:: Data lines ::
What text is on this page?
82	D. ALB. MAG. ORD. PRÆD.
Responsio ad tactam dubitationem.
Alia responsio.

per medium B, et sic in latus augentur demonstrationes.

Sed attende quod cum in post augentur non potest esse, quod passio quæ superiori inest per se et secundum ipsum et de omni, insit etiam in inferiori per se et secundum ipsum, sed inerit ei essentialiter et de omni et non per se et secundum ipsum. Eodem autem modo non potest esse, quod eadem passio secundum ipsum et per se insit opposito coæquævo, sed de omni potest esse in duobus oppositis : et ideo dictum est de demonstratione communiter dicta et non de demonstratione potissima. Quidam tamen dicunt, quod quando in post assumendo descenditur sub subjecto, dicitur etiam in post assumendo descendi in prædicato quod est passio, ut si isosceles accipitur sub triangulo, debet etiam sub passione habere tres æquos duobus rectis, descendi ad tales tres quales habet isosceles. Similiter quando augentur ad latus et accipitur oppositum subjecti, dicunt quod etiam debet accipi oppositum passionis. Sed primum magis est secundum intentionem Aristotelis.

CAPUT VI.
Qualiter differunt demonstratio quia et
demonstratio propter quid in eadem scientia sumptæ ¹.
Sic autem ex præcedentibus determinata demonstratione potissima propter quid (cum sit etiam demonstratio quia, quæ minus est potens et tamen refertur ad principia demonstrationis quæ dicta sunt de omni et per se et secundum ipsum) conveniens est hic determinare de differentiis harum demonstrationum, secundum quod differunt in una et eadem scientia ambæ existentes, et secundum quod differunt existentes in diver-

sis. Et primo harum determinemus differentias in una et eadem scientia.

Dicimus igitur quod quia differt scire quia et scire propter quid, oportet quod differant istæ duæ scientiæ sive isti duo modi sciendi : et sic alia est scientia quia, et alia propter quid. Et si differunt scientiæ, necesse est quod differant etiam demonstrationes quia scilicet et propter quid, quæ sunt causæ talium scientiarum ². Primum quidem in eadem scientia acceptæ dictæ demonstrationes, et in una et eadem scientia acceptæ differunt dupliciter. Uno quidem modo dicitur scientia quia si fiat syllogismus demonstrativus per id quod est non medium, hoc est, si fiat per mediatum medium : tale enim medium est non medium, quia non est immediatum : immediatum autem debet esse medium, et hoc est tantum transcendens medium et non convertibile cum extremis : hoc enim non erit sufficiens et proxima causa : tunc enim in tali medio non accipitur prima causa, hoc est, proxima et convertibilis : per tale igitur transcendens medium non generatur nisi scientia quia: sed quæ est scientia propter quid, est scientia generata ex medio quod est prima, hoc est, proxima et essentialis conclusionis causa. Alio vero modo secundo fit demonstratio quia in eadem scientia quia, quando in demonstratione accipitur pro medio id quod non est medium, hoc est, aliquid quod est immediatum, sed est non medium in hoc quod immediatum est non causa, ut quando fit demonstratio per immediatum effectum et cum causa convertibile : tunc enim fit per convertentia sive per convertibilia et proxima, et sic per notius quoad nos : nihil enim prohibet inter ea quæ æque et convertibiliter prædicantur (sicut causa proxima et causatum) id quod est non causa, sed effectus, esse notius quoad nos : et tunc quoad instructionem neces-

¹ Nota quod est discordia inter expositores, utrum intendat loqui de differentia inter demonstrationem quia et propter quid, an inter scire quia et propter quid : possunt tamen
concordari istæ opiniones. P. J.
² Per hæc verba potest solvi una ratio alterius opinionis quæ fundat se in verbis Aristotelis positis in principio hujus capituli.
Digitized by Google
:::
> [Instruction]
Copy out the full set of records precisely, leaving nothing out.

> [Solution]
What text is on this page?
82	D. ALB. MAG. ORD. PRÆD.
Responsio ad tactam dubitationem.
Alia responsio.

per medium B, et sic in latus augentur demonstrationes.

Sed attende quod cum in post augentur non potest esse, quod passio quæ superiori inest per se et secundum ipsum et de omni, insit etiam in inferiori per se et secundum ipsum, sed inerit ei essentialiter et de omni et non per se et secundum ipsum. Eodem autem modo non potest esse, quod eadem passio secundum ipsum et per se insit opposito coæquævo, sed de omni potest esse in duobus oppositis : et ideo dictum est de demonstratione communiter dicta et non de demonstratione potissima. Quidam tamen dicunt, quod quando in post assumendo descenditur sub subjecto, dicitur etiam in post assumendo descendi in prædicato quod est passio, ut si isosceles accipitur sub triangulo, debet etiam sub passione habere tres æquos duobus rectis, descendi ad tales tres quales habet isosceles. Similiter quando augentur ad latus et accipitur oppositum subjecti, dicunt quod etiam debet accipi oppositum passionis. Sed primum magis est secundum intentionem Aristotelis.

CAPUT VI.
Qualiter differunt demonstratio quia et
demonstratio propter quid in eadem scientia sumptæ ¹.
Sic autem ex præcedentibus determinata demonstratione potissima propter quid (cum sit etiam demonstratio quia, quæ minus est potens et tamen refertur ad principia demonstrationis quæ dicta sunt de omni et per se et secundum ipsum) conveniens est hic determinare de differentiis harum demonstrationum, secundum quod differunt in una et eadem scientia ambæ existentes, et secundum quod differunt existentes in diver-

sis. Et primo harum determinemus differentias in una et eadem scientia.

Dicimus igitur quod quia differt scire quia et scire propter quid, oportet quod differant istæ duæ scientiæ sive isti duo modi sciendi : et sic alia est scientia quia, et alia propter quid. Et si differunt scientiæ, necesse est quod differant etiam demonstrationes quia scilicet et propter quid, quæ sunt causæ talium scientiarum ². Primum quidem in eadem scientia acceptæ dictæ demonstrationes, et in una et eadem scientia acceptæ differunt dupliciter. Uno quidem modo dicitur scientia quia si fiat syllogismus demonstrativus per id quod est non medium, hoc est, si fiat per mediatum medium : tale enim medium est non medium, quia non est immediatum : immediatum autem debet esse medium, et hoc est tantum transcendens medium et non convertibile cum extremis : hoc enim non erit sufficiens et proxima causa : tunc enim in tali medio non accipitur prima causa, hoc est, proxima et convertibilis : per tale igitur transcendens medium non generatur nisi scientia quia: sed quæ est scientia propter quid, est scientia generata ex medio quod est prima, hoc est, proxima et essentialis conclusionis causa. Alio vero modo secundo fit demonstratio quia in eadem scientia quia, quando in demonstratione accipitur pro medio id quod non est medium, hoc est, aliquid quod est immediatum, sed est non medium in hoc quod immediatum est non causa, ut quando fit demonstratio per immediatum effectum et cum causa convertibile : tunc enim fit per convertentia sive per convertibilia et proxima, et sic per notius quoad nos : nihil enim prohibet inter ea quæ æque et convertibiliter prædicantur (sicut causa proxima et causatum) id quod est non causa, sed effectus, esse notius quoad nos : et tunc quoad instructionem neces-

¹ Nota quod est discordia inter expositores, utrum intendat loqui de differentia inter demonstrationem quia et propter quid, an inter scire quia et propter quid : possunt tamen
concordari istæ opiniones. P. J.
² Per hæc verba potest solvi una ratio alterius opinionis quæ fundat se in verbis Aristotelis positis in principio hujus capituli.
Digitized by Google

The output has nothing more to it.